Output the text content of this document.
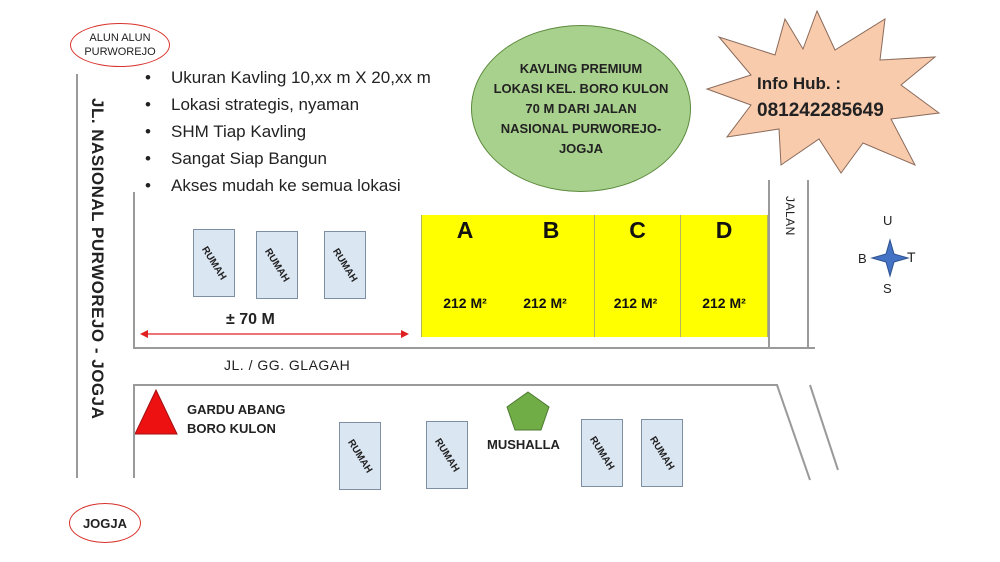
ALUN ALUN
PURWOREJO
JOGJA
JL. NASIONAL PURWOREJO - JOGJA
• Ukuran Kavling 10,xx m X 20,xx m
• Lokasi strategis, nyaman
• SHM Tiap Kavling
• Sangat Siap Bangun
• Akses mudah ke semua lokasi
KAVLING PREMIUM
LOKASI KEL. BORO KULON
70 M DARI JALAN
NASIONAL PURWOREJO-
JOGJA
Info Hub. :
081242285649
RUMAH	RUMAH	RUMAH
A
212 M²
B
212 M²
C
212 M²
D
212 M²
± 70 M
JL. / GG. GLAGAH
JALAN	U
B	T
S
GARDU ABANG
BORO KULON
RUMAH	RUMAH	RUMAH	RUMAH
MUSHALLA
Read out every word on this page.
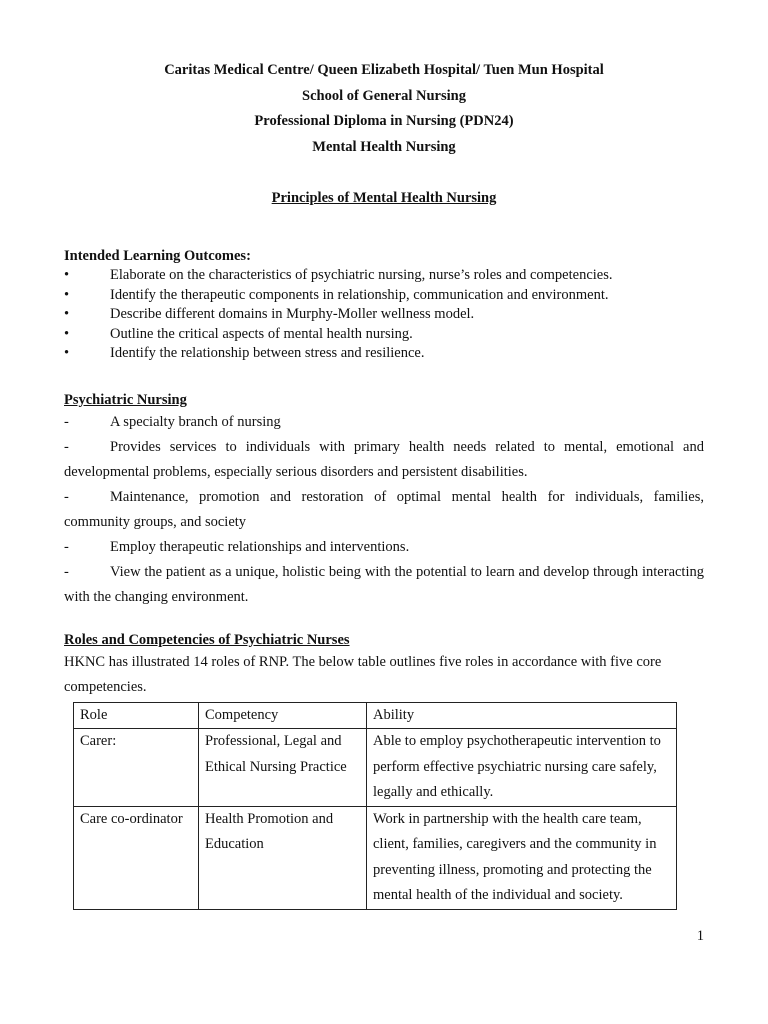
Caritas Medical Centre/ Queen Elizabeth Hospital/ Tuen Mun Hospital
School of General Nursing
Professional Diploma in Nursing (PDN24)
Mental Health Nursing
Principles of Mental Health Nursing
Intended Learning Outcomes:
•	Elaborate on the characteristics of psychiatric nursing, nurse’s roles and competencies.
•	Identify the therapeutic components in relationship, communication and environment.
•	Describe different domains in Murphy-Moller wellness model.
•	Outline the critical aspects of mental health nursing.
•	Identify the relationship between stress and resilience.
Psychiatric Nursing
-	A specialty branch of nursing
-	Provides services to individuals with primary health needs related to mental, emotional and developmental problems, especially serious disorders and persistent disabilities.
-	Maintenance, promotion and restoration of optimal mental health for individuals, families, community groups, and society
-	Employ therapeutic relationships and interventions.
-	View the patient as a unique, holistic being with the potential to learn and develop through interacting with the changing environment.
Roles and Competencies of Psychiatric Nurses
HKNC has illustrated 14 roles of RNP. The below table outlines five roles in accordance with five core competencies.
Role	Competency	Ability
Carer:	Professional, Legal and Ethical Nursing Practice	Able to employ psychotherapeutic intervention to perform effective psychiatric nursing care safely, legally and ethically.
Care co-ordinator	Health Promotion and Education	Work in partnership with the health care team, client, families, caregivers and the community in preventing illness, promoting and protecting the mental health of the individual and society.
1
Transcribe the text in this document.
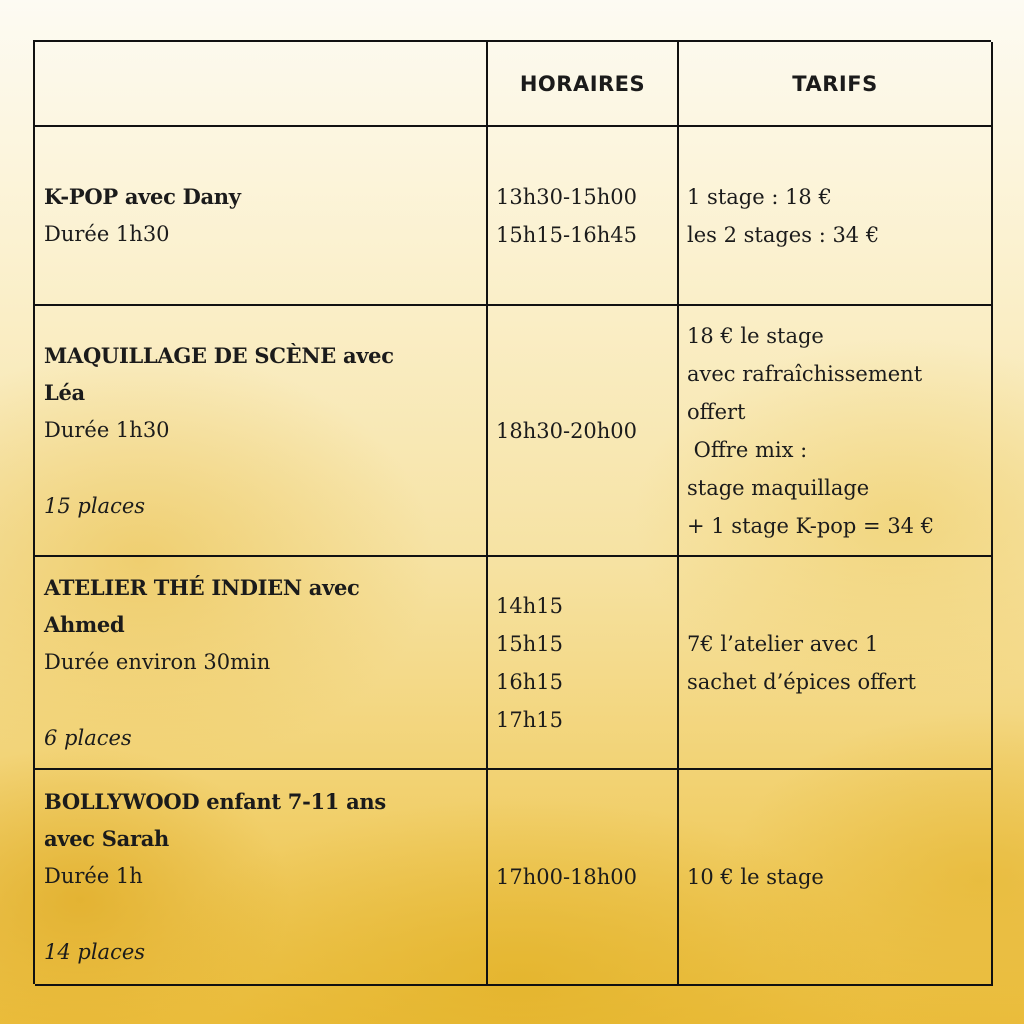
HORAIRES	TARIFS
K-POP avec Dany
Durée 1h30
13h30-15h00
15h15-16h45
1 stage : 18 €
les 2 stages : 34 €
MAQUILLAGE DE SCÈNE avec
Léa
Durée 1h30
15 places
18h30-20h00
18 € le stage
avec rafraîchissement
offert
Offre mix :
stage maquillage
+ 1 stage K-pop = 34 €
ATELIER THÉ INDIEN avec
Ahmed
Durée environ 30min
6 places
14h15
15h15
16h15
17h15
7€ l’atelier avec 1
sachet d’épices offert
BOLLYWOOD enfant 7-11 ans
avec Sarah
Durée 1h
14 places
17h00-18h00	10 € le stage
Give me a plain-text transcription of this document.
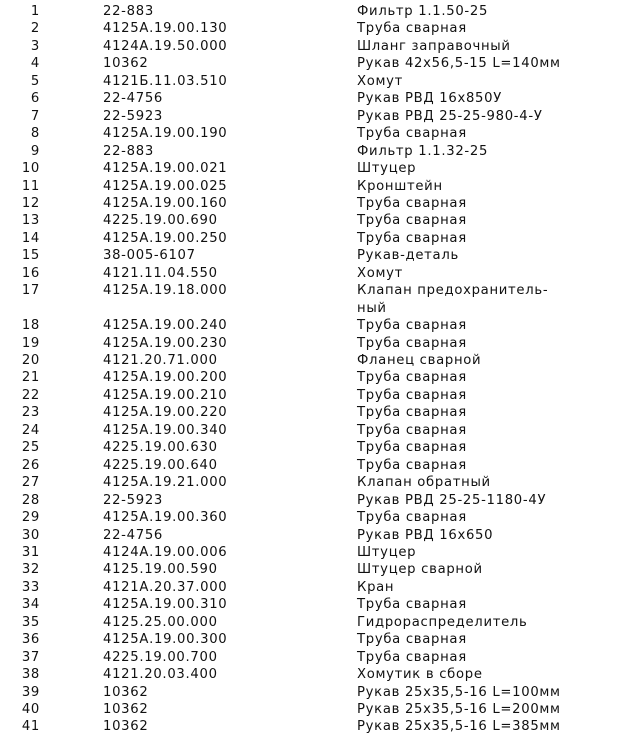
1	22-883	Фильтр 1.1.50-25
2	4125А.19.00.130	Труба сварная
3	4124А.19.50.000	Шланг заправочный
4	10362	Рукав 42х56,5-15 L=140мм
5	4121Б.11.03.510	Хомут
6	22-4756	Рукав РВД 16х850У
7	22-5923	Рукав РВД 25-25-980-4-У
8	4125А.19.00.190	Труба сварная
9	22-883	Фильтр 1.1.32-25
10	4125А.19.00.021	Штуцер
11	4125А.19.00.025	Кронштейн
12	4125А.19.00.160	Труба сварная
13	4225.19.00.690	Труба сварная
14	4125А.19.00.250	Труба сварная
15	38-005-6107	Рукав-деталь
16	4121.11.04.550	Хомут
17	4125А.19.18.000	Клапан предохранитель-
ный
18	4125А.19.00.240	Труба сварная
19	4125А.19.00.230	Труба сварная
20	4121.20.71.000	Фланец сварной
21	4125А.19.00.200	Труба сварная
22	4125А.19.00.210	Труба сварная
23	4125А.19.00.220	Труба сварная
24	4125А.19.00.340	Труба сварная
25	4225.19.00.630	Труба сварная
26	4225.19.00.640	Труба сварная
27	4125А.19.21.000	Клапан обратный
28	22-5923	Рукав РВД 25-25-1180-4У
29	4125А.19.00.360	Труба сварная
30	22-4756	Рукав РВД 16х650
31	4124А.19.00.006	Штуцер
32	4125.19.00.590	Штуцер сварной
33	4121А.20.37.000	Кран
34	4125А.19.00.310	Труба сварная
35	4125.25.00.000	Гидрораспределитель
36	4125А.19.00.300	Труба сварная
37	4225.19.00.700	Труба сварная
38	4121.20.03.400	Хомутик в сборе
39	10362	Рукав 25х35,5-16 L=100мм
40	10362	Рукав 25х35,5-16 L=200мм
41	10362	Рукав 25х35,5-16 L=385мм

--- YOUR OBJECTIVE ---
Identify the lines of the entries containing the string "NASIONAL". Copy each such line.

--- FINAL RESULT ---
JL. NASIONAL PURWOREJO - JOGJA
NASIONAL PURWOREJO-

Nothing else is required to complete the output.